#### What is required
Reproduce each line that includes the word "Southern".

#### Raw records
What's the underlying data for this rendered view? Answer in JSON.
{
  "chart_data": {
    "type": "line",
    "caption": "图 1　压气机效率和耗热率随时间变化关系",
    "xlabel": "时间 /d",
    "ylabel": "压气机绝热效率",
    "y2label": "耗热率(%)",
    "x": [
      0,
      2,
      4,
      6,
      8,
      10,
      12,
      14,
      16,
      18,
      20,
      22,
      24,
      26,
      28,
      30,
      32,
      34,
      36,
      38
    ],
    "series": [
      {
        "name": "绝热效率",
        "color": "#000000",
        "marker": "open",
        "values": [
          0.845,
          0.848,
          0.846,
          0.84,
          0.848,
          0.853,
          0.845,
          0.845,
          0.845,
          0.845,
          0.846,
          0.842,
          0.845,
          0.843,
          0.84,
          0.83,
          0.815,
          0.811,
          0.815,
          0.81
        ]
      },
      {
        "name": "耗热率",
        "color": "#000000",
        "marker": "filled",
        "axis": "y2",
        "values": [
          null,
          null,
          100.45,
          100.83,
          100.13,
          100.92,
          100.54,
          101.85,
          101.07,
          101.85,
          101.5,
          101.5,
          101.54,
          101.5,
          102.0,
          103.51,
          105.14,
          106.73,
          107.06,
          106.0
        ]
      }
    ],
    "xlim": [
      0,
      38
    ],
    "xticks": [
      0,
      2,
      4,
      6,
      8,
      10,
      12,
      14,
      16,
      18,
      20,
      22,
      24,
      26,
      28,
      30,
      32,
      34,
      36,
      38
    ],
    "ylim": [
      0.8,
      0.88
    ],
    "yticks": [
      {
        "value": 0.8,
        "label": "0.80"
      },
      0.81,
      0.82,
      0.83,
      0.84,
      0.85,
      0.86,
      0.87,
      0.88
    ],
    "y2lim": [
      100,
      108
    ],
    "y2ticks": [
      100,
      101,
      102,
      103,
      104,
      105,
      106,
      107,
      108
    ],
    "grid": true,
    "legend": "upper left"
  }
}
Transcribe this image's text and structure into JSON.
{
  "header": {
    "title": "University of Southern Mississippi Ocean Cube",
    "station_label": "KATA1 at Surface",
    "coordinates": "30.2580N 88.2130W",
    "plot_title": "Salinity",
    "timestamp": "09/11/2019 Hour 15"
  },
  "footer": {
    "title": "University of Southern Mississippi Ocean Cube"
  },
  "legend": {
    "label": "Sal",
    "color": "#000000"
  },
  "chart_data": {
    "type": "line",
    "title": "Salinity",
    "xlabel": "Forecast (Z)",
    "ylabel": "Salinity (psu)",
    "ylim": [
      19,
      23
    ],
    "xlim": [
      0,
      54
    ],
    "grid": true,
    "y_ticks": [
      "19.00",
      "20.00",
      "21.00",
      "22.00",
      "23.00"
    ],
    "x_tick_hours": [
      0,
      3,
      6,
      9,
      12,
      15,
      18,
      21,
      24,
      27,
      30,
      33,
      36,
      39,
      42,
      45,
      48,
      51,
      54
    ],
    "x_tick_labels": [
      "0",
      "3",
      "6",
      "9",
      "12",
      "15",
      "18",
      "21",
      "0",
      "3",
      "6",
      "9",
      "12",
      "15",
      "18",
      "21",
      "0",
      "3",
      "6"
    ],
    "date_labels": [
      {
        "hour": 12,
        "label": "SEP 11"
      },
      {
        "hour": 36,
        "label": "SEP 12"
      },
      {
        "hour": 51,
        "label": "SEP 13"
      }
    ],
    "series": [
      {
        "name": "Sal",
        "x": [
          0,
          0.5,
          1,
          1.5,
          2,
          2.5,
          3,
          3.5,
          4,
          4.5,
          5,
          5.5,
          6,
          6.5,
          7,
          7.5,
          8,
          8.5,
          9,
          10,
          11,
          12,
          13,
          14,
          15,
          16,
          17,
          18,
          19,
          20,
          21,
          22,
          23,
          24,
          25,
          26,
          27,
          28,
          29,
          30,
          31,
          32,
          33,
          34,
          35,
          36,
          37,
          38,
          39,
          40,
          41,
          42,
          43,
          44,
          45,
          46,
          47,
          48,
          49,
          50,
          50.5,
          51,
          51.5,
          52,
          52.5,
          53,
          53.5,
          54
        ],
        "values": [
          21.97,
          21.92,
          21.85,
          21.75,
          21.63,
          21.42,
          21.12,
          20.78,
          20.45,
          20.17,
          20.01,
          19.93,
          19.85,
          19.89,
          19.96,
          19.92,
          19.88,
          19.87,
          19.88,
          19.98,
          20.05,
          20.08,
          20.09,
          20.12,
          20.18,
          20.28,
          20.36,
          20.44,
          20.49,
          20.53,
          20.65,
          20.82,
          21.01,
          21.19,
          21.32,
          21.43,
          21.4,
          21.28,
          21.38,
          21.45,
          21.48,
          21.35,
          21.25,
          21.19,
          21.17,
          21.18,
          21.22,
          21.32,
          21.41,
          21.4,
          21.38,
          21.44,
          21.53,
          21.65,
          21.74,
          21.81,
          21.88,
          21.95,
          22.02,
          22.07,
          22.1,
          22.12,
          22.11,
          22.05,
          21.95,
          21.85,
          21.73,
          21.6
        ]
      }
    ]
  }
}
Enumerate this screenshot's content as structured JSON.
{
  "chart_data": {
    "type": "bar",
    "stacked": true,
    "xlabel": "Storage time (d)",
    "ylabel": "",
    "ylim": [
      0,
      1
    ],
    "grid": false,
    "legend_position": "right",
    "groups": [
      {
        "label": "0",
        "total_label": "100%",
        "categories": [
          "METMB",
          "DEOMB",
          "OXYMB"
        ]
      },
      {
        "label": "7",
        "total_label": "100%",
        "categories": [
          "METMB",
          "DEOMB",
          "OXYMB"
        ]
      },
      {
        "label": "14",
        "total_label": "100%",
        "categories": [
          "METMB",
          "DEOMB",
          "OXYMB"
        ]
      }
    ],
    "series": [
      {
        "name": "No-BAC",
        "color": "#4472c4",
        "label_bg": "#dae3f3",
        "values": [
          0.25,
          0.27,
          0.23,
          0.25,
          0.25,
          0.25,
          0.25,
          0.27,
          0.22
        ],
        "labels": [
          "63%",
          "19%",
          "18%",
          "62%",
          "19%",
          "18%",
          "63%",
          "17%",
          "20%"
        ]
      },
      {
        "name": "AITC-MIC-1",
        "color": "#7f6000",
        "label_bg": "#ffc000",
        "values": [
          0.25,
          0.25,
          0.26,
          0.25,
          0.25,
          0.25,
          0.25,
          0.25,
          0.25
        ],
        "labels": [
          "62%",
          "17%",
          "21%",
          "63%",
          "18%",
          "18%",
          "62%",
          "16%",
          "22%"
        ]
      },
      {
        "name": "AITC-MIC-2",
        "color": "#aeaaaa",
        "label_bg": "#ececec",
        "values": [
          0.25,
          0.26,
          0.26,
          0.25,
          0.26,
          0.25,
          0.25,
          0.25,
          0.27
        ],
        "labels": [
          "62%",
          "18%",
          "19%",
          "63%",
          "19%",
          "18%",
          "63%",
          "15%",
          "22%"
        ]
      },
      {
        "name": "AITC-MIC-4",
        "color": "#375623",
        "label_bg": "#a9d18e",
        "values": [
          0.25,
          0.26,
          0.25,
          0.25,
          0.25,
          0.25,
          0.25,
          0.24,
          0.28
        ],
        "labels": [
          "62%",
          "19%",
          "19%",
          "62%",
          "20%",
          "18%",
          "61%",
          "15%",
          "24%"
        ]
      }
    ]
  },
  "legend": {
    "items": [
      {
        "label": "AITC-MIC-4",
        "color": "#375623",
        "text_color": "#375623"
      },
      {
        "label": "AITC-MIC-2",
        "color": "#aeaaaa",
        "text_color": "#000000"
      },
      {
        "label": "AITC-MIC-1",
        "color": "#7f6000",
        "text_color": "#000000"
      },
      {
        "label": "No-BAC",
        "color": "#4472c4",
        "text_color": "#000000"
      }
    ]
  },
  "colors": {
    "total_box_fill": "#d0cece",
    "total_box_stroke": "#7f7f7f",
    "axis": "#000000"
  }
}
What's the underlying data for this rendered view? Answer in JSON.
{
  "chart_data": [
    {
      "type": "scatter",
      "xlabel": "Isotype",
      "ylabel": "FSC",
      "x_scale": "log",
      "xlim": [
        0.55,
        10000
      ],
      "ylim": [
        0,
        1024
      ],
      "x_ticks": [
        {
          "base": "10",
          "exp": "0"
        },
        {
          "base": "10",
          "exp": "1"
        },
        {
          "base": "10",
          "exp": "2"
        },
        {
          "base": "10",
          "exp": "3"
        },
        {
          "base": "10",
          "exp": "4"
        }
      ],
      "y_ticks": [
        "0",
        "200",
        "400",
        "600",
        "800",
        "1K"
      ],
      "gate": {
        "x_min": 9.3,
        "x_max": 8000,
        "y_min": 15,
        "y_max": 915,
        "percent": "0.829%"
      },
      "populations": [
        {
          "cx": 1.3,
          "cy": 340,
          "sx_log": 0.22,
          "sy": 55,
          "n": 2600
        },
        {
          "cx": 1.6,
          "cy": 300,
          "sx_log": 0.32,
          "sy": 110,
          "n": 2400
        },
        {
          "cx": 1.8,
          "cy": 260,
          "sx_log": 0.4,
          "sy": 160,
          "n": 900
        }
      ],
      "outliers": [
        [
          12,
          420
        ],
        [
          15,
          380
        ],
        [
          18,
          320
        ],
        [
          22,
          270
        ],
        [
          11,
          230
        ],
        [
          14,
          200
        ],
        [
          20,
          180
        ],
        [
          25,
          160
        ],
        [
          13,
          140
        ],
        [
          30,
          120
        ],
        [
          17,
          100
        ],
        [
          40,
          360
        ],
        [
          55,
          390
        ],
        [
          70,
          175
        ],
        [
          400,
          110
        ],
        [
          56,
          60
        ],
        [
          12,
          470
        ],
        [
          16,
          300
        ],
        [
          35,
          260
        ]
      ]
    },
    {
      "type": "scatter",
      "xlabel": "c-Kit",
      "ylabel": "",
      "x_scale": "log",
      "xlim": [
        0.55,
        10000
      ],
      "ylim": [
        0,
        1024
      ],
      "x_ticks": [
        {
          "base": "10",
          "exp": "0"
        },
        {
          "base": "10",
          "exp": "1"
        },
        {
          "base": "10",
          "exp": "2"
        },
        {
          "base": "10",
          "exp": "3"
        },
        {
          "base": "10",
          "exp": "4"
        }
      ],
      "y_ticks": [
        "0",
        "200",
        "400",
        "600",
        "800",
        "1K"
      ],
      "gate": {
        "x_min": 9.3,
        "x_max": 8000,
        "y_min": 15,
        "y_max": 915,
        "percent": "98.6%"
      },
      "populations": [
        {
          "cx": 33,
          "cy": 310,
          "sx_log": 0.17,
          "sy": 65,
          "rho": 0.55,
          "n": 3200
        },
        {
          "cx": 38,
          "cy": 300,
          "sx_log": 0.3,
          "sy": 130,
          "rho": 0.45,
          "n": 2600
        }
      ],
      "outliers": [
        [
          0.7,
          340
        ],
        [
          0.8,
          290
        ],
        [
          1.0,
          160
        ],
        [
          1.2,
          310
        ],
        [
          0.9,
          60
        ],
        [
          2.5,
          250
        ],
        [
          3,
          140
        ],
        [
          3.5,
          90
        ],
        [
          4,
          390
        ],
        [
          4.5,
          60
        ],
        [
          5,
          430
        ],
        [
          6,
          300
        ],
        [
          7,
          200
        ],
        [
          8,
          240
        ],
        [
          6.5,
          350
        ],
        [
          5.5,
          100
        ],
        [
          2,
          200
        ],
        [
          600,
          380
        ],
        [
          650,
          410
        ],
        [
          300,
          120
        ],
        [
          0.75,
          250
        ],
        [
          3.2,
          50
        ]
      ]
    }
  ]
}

#### Solution
    "title": "University of Southern Mississippi Ocean Cube",
    "title": "University of Southern Mississippi Ocean Cube"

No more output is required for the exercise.